→ WHAT IS ASKED
Each line of the data that includes the string "Large" is to be copied out.

→ DATA EXCERPTS
···

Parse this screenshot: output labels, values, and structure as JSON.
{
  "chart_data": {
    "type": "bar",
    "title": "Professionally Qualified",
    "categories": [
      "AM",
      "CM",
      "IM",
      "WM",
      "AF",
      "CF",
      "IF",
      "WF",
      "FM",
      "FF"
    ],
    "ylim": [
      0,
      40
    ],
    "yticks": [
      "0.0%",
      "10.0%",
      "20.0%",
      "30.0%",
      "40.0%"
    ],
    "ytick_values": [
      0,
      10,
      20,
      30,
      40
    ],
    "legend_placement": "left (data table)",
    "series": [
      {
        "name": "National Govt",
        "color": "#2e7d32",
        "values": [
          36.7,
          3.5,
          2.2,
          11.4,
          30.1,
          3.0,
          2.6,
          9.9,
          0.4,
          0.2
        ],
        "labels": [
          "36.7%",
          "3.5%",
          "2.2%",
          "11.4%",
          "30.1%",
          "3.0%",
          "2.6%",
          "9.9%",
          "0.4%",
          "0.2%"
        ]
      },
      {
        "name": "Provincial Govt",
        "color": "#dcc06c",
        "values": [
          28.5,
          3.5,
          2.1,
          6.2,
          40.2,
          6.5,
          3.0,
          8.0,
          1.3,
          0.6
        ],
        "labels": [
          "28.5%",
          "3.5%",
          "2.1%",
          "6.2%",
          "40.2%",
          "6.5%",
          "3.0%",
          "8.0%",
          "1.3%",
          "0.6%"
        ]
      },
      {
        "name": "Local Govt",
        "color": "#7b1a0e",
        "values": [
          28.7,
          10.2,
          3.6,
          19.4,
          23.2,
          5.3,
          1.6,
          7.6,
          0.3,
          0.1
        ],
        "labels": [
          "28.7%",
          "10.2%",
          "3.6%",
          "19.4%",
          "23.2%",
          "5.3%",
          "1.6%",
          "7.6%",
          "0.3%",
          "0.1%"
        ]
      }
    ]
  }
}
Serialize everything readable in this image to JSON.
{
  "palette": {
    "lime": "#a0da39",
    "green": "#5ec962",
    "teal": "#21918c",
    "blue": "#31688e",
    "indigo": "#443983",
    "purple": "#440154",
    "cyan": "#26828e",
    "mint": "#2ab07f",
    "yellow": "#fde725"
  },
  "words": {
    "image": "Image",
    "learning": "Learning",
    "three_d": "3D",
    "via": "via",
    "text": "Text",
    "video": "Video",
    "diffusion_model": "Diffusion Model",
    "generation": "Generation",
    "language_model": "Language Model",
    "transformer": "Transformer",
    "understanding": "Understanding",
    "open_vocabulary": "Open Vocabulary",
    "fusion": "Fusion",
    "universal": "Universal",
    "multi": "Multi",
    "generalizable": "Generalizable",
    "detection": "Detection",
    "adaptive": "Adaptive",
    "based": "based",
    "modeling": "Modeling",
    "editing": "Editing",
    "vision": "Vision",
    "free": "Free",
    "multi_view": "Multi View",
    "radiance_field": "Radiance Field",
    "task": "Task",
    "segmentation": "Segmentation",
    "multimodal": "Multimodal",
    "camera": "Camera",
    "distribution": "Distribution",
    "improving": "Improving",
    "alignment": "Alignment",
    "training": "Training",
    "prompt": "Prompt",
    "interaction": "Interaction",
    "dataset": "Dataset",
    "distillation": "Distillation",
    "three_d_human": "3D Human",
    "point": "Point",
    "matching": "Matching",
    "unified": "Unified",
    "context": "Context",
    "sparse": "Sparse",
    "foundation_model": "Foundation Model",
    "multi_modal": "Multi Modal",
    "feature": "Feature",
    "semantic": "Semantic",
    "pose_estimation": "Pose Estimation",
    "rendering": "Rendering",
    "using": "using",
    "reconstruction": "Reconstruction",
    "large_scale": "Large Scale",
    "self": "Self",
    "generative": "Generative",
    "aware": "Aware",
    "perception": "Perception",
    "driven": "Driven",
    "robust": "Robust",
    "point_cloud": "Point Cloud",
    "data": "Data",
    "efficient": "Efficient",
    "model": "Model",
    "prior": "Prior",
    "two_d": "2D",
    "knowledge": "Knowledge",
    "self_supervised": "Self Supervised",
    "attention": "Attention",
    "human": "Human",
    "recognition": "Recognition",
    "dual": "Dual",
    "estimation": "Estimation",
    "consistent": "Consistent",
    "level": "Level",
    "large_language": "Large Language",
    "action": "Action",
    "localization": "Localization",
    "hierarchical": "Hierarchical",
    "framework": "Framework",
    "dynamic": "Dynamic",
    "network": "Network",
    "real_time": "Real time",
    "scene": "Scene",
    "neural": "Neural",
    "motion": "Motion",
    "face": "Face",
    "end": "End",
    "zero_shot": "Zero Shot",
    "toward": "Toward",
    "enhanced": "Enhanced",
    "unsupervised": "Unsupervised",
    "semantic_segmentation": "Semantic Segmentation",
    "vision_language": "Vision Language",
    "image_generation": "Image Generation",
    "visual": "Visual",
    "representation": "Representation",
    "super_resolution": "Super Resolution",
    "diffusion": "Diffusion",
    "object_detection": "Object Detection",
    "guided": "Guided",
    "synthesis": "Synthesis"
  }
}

···

→ RIGHT ANSWER
    "large_scale": "Large Scale",
    "large_language": "Large Language",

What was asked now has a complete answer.